Raw records -
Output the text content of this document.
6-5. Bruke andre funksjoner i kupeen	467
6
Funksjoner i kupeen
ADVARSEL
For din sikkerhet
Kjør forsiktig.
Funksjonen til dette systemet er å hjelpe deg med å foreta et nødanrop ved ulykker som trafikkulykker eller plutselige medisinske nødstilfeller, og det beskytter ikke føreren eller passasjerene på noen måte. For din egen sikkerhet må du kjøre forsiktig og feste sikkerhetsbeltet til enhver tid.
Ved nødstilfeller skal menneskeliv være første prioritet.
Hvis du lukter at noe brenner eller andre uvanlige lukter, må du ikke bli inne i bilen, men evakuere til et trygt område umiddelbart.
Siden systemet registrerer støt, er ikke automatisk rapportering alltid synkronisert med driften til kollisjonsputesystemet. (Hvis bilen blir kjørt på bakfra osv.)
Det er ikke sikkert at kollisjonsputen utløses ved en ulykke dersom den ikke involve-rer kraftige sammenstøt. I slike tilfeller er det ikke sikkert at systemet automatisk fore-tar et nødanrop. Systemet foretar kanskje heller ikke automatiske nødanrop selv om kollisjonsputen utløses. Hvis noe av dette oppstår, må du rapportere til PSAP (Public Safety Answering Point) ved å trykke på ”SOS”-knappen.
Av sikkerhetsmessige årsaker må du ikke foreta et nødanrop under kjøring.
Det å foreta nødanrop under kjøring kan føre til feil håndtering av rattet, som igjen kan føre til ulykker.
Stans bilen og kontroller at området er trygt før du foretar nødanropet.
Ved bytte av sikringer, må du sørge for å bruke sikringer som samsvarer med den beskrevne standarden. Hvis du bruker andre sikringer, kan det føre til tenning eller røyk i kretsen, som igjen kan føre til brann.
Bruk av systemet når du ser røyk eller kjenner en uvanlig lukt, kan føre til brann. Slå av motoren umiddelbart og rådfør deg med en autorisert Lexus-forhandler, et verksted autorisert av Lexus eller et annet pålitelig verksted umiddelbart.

GIVEN INSTRUCTION -
Please output the entire listing exactly as it stands.

WORKED SOLUTION -
Output the text content of this document.
6-5. Bruke andre funksjoner i kupeen	467
6
Funksjoner i kupeen
ADVARSEL
For din sikkerhet
Kjør forsiktig.
Funksjonen til dette systemet er å hjelpe deg med å foreta et nødanrop ved ulykker som trafikkulykker eller plutselige medisinske nødstilfeller, og det beskytter ikke føreren eller passasjerene på noen måte. For din egen sikkerhet må du kjøre forsiktig og feste sikkerhetsbeltet til enhver tid.
Ved nødstilfeller skal menneskeliv være første prioritet.
Hvis du lukter at noe brenner eller andre uvanlige lukter, må du ikke bli inne i bilen, men evakuere til et trygt område umiddelbart.
Siden systemet registrerer støt, er ikke automatisk rapportering alltid synkronisert med driften til kollisjonsputesystemet. (Hvis bilen blir kjørt på bakfra osv.)
Det er ikke sikkert at kollisjonsputen utløses ved en ulykke dersom den ikke involve-rer kraftige sammenstøt. I slike tilfeller er det ikke sikkert at systemet automatisk fore-tar et nødanrop. Systemet foretar kanskje heller ikke automatiske nødanrop selv om kollisjonsputen utløses. Hvis noe av dette oppstår, må du rapportere til PSAP (Public Safety Answering Point) ved å trykke på ”SOS”-knappen.
Av sikkerhetsmessige årsaker må du ikke foreta et nødanrop under kjøring.
Det å foreta nødanrop under kjøring kan føre til feil håndtering av rattet, som igjen kan føre til ulykker.
Stans bilen og kontroller at området er trygt før du foretar nødanropet.
Ved bytte av sikringer, må du sørge for å bruke sikringer som samsvarer med den beskrevne standarden. Hvis du bruker andre sikringer, kan det føre til tenning eller røyk i kretsen, som igjen kan føre til brann.
Bruk av systemet når du ser røyk eller kjenner en uvanlig lukt, kan føre til brann. Slå av motoren umiddelbart og rådfør deg med en autorisert Lexus-forhandler, et verksted autorisert av Lexus eller et annet pålitelig verksted umiddelbart.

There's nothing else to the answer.